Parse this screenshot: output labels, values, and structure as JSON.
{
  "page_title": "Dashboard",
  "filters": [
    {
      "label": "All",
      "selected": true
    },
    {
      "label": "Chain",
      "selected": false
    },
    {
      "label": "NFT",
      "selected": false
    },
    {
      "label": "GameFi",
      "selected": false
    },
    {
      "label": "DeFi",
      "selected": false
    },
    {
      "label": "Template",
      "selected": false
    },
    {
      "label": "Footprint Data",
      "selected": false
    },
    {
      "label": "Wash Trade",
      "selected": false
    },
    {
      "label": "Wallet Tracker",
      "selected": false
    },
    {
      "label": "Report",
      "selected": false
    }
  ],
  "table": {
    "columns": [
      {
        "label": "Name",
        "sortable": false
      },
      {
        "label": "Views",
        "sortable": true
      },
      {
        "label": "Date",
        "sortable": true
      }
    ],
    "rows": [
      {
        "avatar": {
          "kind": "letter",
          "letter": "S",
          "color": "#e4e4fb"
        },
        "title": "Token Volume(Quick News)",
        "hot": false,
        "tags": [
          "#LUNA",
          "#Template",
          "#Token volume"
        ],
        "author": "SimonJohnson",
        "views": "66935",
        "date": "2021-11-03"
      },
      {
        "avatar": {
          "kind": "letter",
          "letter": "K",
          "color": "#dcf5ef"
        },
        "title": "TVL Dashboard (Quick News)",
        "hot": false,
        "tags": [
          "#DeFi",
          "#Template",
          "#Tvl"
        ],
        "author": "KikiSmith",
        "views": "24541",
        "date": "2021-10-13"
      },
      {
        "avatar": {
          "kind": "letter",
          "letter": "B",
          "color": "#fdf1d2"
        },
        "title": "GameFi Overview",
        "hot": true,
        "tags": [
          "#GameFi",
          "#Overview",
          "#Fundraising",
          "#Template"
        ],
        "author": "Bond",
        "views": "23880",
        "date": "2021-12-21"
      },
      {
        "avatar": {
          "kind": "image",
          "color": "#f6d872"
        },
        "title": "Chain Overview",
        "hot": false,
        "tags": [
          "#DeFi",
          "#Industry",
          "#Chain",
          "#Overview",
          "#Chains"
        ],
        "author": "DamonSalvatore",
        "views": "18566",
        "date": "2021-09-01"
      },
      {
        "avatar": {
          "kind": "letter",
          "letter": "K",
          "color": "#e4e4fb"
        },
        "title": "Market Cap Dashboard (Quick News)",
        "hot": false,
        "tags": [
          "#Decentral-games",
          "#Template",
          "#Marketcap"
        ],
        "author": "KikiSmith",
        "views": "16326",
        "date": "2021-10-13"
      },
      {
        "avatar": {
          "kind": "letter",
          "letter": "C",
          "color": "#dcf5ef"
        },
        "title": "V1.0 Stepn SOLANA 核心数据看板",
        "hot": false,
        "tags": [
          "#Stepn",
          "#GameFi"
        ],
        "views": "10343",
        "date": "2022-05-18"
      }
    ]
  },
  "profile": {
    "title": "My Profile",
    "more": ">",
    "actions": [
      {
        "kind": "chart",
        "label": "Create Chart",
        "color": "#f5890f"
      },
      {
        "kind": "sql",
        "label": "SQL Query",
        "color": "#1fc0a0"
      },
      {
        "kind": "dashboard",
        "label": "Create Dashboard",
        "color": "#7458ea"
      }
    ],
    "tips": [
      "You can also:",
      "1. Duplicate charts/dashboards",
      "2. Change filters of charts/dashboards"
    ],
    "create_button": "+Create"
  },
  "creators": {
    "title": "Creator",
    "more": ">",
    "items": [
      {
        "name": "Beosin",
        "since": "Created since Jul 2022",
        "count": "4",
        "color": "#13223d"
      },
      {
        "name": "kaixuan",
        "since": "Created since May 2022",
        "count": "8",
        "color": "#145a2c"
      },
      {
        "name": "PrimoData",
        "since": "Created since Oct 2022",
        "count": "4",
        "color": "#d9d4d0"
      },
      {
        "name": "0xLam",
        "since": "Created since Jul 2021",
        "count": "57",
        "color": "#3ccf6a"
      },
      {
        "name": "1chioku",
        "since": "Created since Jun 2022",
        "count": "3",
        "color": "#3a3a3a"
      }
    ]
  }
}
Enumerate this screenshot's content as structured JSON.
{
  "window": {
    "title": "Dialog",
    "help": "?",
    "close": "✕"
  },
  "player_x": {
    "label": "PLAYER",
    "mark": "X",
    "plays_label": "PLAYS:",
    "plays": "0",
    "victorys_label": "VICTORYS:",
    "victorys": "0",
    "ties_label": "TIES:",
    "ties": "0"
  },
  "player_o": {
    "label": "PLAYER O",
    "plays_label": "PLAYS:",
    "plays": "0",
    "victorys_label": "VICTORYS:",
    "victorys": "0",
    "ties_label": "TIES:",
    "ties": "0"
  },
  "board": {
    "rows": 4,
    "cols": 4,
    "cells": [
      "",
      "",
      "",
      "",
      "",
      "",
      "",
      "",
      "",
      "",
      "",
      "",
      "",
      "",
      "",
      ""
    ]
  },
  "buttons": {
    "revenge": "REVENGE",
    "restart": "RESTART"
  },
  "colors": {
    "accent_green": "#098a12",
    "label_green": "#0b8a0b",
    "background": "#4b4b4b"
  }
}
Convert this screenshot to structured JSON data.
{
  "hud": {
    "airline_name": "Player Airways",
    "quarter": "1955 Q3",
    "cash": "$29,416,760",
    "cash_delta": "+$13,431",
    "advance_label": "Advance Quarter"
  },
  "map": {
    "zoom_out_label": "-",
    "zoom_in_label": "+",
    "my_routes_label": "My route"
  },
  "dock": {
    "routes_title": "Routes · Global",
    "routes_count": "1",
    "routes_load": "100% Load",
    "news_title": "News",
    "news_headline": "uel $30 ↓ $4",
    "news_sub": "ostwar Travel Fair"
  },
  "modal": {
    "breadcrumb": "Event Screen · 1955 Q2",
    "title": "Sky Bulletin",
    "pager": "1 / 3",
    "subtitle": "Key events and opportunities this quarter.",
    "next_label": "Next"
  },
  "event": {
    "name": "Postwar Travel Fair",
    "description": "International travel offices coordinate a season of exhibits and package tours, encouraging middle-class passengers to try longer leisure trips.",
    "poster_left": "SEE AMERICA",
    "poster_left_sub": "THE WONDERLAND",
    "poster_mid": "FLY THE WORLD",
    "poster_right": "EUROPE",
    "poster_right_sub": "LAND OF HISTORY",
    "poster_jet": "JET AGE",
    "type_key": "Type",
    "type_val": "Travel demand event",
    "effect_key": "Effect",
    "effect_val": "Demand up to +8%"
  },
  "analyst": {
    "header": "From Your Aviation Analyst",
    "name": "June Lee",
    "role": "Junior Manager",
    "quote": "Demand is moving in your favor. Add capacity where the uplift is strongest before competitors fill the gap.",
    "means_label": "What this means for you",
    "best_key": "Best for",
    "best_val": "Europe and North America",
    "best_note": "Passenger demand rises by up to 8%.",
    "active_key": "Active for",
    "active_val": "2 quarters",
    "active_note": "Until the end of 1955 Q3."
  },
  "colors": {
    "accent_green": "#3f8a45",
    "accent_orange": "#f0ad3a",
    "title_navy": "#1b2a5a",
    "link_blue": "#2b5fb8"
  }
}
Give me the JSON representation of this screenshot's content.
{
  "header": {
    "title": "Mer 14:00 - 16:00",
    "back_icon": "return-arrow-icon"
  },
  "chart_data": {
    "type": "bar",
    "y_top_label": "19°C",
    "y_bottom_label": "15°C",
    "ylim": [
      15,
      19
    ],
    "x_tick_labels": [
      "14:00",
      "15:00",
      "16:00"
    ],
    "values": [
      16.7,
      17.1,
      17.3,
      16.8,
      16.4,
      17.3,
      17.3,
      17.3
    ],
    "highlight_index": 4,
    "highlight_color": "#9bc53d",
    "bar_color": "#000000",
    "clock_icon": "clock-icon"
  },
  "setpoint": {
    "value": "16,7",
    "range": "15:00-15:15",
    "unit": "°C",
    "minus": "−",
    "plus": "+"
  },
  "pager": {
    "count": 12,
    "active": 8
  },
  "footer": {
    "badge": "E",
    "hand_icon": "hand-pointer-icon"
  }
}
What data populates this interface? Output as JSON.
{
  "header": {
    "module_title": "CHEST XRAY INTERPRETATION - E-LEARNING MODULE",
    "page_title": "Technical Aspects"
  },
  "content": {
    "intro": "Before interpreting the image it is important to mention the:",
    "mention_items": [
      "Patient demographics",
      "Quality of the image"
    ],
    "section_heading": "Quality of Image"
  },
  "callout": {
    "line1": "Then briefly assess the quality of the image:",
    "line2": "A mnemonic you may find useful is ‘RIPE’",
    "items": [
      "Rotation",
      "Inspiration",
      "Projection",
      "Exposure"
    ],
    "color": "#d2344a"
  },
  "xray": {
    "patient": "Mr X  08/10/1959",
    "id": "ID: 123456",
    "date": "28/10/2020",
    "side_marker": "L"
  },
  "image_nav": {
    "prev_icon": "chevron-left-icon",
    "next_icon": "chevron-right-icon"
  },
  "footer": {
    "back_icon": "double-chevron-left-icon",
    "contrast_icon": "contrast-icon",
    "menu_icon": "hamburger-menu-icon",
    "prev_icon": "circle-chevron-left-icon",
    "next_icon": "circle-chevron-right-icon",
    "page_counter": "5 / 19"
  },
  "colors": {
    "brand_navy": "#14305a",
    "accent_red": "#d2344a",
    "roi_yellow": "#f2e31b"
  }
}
· · · ·
### To do
Extract every line containing the string "Quick" from the data above.

### The reply
        "title": "Token Volume(Quick News)",
        "title": "TVL Dashboard (Quick News)",
        "title": "Market Cap Dashboard (Quick News)",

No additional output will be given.